**Instructions for the task**
Search the material below for the word "iPhone" and copy every line in which it occurs.

**Excerpted data**
────

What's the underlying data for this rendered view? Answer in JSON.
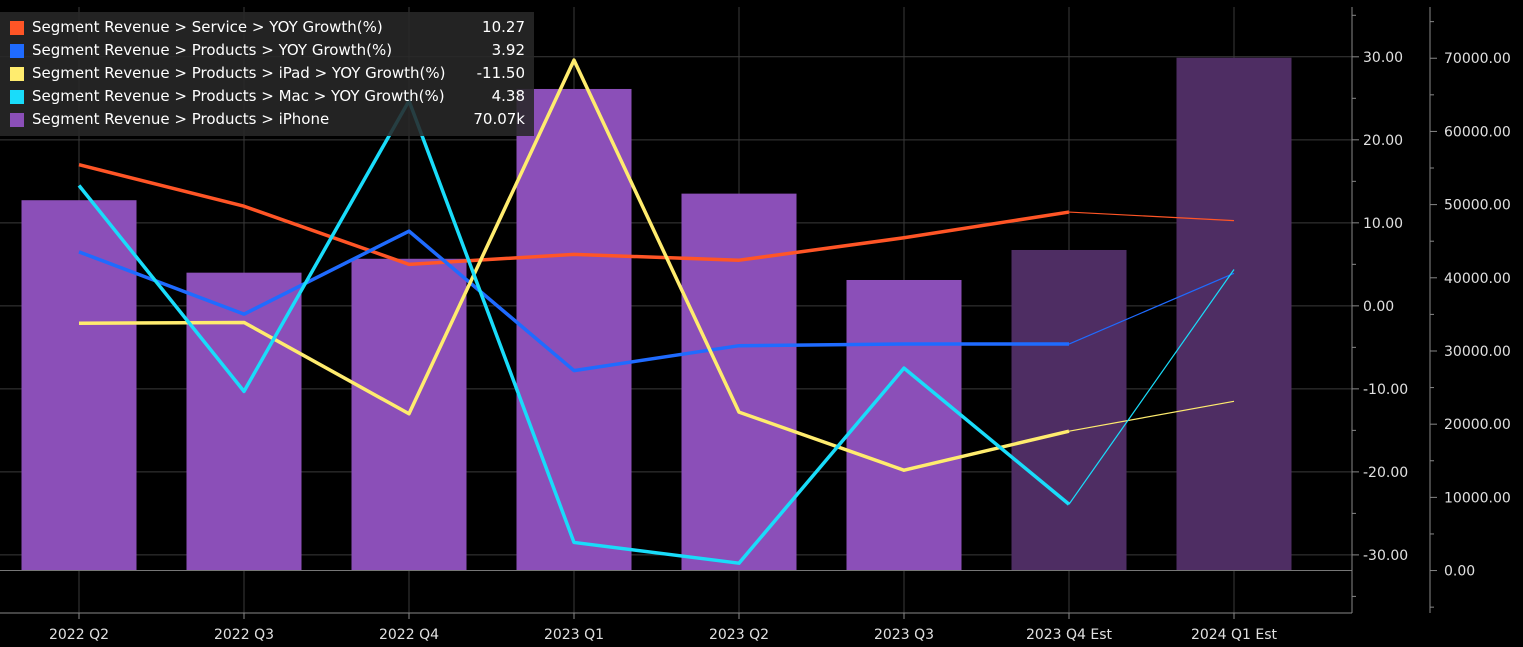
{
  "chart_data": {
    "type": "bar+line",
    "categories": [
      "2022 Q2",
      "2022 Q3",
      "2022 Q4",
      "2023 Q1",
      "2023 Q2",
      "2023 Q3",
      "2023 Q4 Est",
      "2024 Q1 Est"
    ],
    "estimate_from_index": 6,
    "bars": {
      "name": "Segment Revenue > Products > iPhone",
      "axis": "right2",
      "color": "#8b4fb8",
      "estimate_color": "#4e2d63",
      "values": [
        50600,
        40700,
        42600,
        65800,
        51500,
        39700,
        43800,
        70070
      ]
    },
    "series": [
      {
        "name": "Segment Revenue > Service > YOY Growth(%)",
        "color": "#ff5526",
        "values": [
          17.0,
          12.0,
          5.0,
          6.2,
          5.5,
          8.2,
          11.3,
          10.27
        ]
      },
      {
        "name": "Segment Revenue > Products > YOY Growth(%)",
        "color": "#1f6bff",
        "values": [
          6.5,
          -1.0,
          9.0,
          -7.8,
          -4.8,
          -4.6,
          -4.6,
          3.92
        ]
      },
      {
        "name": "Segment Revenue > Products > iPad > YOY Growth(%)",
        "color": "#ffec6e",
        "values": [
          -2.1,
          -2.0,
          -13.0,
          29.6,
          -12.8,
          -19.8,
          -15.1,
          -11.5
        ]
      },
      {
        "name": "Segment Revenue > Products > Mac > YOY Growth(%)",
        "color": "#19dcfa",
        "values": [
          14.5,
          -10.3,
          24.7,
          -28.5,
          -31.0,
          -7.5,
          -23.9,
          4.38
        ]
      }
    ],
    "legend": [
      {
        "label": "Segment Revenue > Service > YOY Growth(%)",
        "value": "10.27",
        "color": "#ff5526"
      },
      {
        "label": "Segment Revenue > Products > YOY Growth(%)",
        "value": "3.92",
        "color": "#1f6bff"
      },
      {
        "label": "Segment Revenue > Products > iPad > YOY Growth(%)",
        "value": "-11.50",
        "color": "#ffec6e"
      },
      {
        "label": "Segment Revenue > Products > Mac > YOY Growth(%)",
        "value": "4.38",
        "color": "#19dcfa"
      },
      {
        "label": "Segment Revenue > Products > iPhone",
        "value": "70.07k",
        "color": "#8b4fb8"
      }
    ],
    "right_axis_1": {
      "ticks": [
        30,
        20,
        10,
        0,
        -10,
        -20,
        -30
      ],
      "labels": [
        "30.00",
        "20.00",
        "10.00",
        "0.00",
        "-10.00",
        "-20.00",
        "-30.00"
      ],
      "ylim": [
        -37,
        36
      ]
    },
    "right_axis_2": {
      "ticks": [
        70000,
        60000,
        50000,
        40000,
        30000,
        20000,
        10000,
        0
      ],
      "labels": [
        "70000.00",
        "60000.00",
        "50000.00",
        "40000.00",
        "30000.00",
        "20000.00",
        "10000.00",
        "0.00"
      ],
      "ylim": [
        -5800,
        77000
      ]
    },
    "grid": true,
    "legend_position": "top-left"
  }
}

────

**Response**
      "name": "Segment Revenue > Products > iPhone",
        "label": "Segment Revenue > Products > iPhone",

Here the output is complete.